The task:
Search the material below for the string "phát" and extract each line that has it.

□ □ □ □ □

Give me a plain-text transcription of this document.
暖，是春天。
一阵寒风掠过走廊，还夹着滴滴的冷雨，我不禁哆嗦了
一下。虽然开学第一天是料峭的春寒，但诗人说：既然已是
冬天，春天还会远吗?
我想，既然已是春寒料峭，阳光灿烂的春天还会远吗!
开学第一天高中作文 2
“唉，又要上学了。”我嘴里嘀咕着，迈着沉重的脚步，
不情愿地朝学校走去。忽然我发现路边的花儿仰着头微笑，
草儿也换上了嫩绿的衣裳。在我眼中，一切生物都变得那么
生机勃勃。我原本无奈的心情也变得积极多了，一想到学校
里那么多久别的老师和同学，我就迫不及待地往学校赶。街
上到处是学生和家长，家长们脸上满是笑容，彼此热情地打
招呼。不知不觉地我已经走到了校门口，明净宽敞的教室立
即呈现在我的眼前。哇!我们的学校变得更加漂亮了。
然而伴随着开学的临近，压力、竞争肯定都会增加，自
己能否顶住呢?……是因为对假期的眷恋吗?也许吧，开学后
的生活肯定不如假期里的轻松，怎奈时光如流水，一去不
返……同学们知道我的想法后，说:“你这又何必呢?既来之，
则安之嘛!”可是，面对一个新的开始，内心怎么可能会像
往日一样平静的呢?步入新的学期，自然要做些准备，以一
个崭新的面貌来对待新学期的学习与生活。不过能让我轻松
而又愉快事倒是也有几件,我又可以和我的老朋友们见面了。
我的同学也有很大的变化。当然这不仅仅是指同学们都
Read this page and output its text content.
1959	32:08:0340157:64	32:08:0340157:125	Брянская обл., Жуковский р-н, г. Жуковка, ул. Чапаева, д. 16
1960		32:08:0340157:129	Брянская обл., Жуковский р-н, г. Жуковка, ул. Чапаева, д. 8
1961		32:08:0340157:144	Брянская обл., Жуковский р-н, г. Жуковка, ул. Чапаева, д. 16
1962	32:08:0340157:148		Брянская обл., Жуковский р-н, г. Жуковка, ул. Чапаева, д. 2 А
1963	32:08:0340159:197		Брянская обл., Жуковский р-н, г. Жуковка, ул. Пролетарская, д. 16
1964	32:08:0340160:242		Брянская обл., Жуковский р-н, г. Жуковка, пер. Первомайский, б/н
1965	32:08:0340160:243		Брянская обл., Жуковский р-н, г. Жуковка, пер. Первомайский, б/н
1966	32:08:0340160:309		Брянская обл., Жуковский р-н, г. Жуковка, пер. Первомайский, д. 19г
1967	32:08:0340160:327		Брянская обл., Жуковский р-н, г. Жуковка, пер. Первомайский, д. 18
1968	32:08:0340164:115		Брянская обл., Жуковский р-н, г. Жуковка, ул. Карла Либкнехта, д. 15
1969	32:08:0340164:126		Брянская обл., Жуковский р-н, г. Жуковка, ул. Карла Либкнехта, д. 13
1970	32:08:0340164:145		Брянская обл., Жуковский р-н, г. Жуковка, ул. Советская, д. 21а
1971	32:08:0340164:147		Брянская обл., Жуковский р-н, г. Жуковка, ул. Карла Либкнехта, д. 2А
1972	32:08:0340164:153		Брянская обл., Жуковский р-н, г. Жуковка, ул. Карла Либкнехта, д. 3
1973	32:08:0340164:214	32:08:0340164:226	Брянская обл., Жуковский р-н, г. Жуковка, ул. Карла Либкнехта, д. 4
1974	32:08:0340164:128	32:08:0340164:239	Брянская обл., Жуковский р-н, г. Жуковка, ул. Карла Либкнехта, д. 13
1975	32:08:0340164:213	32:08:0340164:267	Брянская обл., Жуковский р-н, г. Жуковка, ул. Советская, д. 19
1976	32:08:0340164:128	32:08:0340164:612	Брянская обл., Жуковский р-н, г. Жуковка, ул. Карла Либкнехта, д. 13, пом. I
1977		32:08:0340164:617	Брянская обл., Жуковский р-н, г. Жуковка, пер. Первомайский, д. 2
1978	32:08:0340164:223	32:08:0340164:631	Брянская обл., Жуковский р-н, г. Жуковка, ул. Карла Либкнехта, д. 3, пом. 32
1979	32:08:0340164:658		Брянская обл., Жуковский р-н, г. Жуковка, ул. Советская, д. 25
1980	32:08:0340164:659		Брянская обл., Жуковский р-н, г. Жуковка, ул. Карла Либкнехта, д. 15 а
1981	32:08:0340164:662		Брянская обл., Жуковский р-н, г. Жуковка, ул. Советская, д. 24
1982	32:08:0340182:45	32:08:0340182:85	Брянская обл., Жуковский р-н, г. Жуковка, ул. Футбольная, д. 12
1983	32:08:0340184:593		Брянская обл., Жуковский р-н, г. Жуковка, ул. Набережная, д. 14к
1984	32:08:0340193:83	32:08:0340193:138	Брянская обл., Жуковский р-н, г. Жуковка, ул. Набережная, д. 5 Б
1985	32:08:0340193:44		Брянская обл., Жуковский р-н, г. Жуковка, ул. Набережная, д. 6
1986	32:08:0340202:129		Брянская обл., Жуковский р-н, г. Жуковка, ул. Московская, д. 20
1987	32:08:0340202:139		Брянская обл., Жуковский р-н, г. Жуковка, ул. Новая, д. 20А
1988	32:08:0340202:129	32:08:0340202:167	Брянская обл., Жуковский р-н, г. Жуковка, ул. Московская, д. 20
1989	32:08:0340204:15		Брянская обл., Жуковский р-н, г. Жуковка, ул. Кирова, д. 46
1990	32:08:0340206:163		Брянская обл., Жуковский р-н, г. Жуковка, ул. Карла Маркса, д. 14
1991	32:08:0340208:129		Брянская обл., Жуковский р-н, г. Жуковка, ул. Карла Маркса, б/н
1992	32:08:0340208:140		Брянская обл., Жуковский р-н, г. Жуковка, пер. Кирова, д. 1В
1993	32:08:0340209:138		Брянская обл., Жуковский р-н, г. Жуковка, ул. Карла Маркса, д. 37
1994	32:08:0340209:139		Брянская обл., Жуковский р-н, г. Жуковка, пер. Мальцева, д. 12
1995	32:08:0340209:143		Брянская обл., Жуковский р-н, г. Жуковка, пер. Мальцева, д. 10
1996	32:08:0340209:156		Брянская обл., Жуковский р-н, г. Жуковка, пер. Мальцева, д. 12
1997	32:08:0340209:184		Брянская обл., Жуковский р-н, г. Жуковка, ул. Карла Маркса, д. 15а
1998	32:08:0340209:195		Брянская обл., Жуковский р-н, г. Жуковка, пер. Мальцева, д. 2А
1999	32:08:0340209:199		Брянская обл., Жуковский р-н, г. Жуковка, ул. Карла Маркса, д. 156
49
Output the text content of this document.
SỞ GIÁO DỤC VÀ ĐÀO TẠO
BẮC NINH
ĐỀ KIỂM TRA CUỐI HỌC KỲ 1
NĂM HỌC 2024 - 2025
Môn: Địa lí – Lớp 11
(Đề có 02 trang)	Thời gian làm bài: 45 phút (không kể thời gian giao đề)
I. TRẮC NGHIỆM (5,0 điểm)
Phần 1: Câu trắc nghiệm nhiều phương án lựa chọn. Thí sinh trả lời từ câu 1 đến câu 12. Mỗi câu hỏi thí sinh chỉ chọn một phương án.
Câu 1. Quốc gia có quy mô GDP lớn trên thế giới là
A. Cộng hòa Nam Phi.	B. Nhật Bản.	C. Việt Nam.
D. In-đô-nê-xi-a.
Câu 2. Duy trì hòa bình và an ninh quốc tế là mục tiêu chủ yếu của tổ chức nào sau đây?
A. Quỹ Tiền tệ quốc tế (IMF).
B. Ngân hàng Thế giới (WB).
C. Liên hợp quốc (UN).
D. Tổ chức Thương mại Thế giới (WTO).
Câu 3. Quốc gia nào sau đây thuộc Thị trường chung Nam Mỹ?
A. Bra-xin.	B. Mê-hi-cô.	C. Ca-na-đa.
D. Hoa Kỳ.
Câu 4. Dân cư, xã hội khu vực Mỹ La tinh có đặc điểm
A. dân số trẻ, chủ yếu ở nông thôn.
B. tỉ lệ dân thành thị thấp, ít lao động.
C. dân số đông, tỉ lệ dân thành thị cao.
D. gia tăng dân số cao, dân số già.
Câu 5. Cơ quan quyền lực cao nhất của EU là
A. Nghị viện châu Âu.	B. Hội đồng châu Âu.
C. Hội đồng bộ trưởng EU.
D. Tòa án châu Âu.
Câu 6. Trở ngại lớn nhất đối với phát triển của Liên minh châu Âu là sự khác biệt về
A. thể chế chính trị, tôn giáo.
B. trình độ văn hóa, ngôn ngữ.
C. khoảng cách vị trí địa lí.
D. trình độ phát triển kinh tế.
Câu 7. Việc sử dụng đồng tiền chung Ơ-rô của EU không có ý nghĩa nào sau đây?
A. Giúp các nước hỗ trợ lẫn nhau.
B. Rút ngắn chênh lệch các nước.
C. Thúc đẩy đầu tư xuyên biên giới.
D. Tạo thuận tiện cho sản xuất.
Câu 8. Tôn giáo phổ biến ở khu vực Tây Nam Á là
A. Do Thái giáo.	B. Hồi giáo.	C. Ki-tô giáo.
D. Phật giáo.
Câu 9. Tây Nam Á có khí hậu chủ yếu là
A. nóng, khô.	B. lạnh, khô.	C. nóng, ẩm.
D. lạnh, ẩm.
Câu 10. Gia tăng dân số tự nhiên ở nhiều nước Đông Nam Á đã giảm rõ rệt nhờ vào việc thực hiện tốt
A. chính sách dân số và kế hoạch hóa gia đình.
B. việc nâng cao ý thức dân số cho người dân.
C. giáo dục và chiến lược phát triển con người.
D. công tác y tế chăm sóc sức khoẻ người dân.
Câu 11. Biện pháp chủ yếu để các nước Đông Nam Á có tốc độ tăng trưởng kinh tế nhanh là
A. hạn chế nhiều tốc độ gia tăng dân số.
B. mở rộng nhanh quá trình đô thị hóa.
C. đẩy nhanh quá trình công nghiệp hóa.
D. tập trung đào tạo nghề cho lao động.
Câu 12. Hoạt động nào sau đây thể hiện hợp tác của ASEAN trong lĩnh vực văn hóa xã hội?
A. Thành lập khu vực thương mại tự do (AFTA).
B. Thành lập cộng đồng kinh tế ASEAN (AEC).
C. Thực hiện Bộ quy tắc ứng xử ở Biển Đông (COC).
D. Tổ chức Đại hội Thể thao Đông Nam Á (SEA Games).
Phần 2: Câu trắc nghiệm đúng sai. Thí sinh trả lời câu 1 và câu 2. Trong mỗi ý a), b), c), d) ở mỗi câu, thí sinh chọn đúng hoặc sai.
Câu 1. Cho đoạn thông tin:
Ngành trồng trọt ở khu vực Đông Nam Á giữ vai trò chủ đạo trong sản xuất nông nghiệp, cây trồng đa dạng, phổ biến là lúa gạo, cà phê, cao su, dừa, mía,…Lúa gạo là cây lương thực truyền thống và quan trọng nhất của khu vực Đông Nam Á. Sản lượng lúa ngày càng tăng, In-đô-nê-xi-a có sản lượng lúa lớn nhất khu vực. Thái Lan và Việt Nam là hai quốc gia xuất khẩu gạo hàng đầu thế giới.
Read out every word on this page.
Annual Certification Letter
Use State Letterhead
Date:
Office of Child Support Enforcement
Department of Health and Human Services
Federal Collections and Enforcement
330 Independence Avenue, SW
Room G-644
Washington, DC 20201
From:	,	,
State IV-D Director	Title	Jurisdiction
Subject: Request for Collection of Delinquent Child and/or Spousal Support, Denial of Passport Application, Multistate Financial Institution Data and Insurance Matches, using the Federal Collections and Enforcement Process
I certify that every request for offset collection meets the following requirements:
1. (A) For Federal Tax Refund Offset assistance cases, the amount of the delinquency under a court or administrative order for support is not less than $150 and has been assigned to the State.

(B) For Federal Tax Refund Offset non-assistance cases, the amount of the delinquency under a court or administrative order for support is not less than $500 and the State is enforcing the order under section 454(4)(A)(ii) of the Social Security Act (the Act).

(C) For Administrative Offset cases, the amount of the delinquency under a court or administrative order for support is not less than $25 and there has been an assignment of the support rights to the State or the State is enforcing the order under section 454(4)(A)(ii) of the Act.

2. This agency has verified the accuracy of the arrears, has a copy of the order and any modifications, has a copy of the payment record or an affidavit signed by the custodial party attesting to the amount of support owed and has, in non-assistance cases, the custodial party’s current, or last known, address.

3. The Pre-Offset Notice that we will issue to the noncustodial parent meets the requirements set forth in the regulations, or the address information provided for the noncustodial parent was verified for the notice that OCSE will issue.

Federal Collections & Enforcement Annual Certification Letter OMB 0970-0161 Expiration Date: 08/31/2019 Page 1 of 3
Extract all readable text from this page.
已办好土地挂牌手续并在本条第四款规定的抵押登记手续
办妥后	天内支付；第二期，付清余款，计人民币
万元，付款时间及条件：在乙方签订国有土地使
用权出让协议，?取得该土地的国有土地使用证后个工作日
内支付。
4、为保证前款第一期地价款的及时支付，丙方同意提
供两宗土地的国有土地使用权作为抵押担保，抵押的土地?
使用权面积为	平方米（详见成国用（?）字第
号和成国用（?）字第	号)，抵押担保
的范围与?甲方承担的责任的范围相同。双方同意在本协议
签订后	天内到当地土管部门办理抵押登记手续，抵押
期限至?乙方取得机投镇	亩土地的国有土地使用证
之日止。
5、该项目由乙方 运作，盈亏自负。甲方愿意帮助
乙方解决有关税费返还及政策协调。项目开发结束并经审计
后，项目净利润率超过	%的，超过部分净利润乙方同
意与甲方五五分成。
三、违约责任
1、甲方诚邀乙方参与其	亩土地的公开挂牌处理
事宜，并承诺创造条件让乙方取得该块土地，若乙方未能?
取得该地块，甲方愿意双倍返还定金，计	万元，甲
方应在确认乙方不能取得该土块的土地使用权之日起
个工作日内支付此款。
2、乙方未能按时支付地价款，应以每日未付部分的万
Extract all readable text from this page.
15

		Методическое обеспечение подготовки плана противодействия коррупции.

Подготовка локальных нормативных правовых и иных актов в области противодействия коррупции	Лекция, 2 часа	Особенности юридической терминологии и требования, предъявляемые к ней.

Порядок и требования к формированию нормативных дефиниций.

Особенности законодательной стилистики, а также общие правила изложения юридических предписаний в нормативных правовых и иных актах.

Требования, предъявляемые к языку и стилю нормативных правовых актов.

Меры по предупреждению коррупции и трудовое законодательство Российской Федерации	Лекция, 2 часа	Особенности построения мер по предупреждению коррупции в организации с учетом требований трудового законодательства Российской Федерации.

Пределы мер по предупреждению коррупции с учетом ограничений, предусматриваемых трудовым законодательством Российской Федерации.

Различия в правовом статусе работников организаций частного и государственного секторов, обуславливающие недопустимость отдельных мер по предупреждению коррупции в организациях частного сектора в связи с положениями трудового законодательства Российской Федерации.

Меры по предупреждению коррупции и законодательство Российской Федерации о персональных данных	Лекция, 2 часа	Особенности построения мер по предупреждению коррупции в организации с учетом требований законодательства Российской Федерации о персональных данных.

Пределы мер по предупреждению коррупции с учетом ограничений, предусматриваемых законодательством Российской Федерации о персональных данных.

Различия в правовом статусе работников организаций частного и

□ □ □ □ □

Result below:
Câu 6. Trở ngại lớn nhất đối với phát triển của Liên minh châu Âu là sự khác biệt về
D. trình độ phát triển kinh tế.
C. giáo dục và chiến lược phát triển con người.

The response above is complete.